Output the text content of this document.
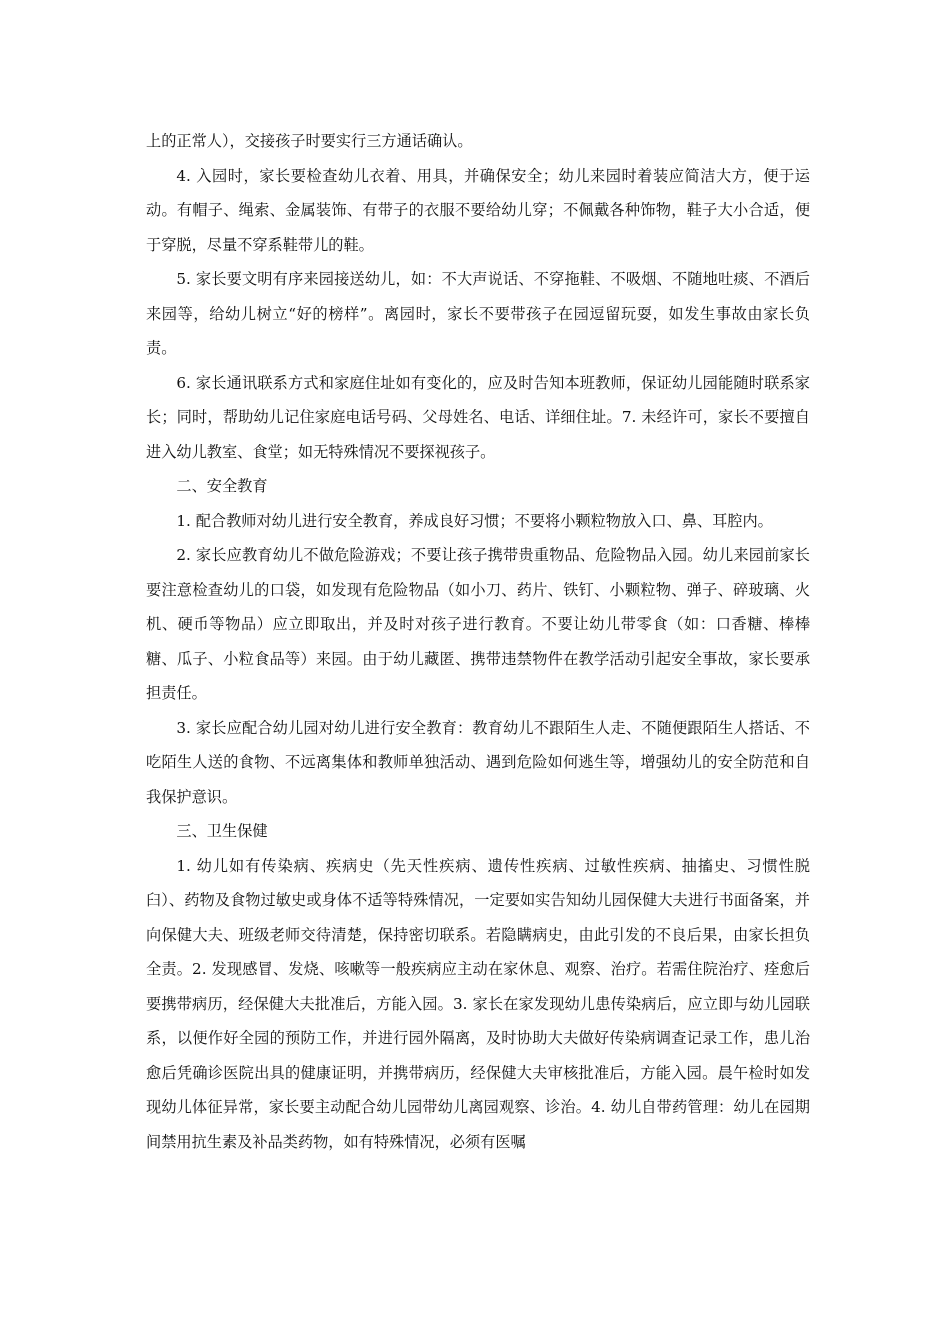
上的正常人），交接孩子时要实行三方通话确认。

4. 入园时，家长要检查幼儿衣着、用具，并确保安全；幼儿来园时着装应简洁大方，便于运动。有帽子、绳索、金属装饰、有带子的衣服不要给幼儿穿；不佩戴各种饰物，鞋子大小合适，便于穿脱，尽量不穿系鞋带儿的鞋。

5. 家长要文明有序来园接送幼儿，如：不大声说话、不穿拖鞋、不吸烟、不随地吐痰、不酒后来园等，给幼儿树立“好的榜样”。离园时，家长不要带孩子在园逗留玩耍，如发生事故由家长负责。

6. 家长通讯联系方式和家庭住址如有变化的，应及时告知本班教师，保证幼儿园能随时联系家长；同时，帮助幼儿记住家庭电话号码、父母姓名、电话、详细住址。7. 未经许可，家长不要擅自进入幼儿教室、食堂；如无特殊情况不要探视孩子。

二、安全教育

1. 配合教师对幼儿进行安全教育，养成良好习惯；不要将小颗粒物放入口、鼻、耳腔内。

2. 家长应教育幼儿不做危险游戏；不要让孩子携带贵重物品、危险物品入园。幼儿来园前家长要注意检查幼儿的口袋，如发现有危险物品（如小刀、药片、铁钉、小颗粒物、弹子、碎玻璃、火机、硬币等物品）应立即取出，并及时对孩子进行教育。不要让幼儿带零食（如：口香糖、棒棒糖、瓜子、小粒食品等）来园。由于幼儿藏匿、携带违禁物件在教学活动引起安全事故，家长要承担责任。

3. 家长应配合幼儿园对幼儿进行安全教育：教育幼儿不跟陌生人走、不随便跟陌生人搭话、不吃陌生人送的食物、不远离集体和教师单独活动、遇到危险如何逃生等，增强幼儿的安全防范和自我保护意识。

三、卫生保健

1. 幼儿如有传染病、疾病史（先天性疾病、遗传性疾病、过敏性疾病、抽搐史、习惯性脱臼）、药物及食物过敏史或身体不适等特殊情况，一定要如实告知幼儿园保健大夫进行书面备案，并向保健大夫、班级老师交待清楚，保持密切联系。若隐瞒病史，由此引发的不良后果，由家长担负全责。2. 发现感冒、发烧、咳嗽等一般疾病应主动在家休息、观察、治疗。若需住院治疗、痊愈后要携带病历，经保健大夫批准后，方能入园。3. 家长在家发现幼儿患传染病后，应立即与幼儿园联系，以便作好全园的预防工作，并进行园外隔离，及时协助大夫做好传染病调查记录工作，患儿治愈后凭确诊医院出具的健康证明，并携带病历，经保健大夫审核批准后，方能入园。晨午检时如发现幼儿体征异常，家长要主动配合幼儿园带幼儿离园观察、诊治。4. 幼儿自带药管理：幼儿在园期间禁用抗生素及补品类药物，如有特殊情况，必须有医嘱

▸ **Exercise aim**:
Leave the pictures out and write out every entry exactly as given.

▸ **Task response**:
Output the text content of this document.
上的正常人），交接孩子时要实行三方通话确认。

4. 入园时，家长要检查幼儿衣着、用具，并确保安全；幼儿来园时着装应简洁大方，便于运动。有帽子、绳索、金属装饰、有带子的衣服不要给幼儿穿；不佩戴各种饰物，鞋子大小合适，便于穿脱，尽量不穿系鞋带儿的鞋。

5. 家长要文明有序来园接送幼儿，如：不大声说话、不穿拖鞋、不吸烟、不随地吐痰、不酒后来园等，给幼儿树立“好的榜样”。离园时，家长不要带孩子在园逗留玩耍，如发生事故由家长负责。

6. 家长通讯联系方式和家庭住址如有变化的，应及时告知本班教师，保证幼儿园能随时联系家长；同时，帮助幼儿记住家庭电话号码、父母姓名、电话、详细住址。7. 未经许可，家长不要擅自进入幼儿教室、食堂；如无特殊情况不要探视孩子。

二、安全教育

1. 配合教师对幼儿进行安全教育，养成良好习惯；不要将小颗粒物放入口、鼻、耳腔内。

2. 家长应教育幼儿不做危险游戏；不要让孩子携带贵重物品、危险物品入园。幼儿来园前家长要注意检查幼儿的口袋，如发现有危险物品（如小刀、药片、铁钉、小颗粒物、弹子、碎玻璃、火机、硬币等物品）应立即取出，并及时对孩子进行教育。不要让幼儿带零食（如：口香糖、棒棒糖、瓜子、小粒食品等）来园。由于幼儿藏匿、携带违禁物件在教学活动引起安全事故，家长要承担责任。

3. 家长应配合幼儿园对幼儿进行安全教育：教育幼儿不跟陌生人走、不随便跟陌生人搭话、不吃陌生人送的食物、不远离集体和教师单独活动、遇到危险如何逃生等，增强幼儿的安全防范和自我保护意识。

三、卫生保健

1. 幼儿如有传染病、疾病史（先天性疾病、遗传性疾病、过敏性疾病、抽搐史、习惯性脱臼）、药物及食物过敏史或身体不适等特殊情况，一定要如实告知幼儿园保健大夫进行书面备案，并向保健大夫、班级老师交待清楚，保持密切联系。若隐瞒病史，由此引发的不良后果，由家长担负全责。2. 发现感冒、发烧、咳嗽等一般疾病应主动在家休息、观察、治疗。若需住院治疗、痊愈后要携带病历，经保健大夫批准后，方能入园。3. 家长在家发现幼儿患传染病后，应立即与幼儿园联系，以便作好全园的预防工作，并进行园外隔离，及时协助大夫做好传染病调查记录工作，患儿治愈后凭确诊医院出具的健康证明，并携带病历，经保健大夫审核批准后，方能入园。晨午检时如发现幼儿体征异常，家长要主动配合幼儿园带幼儿离园观察、诊治。4. 幼儿自带药管理：幼儿在园期间禁用抗生素及补品类药物，如有特殊情况，必须有医嘱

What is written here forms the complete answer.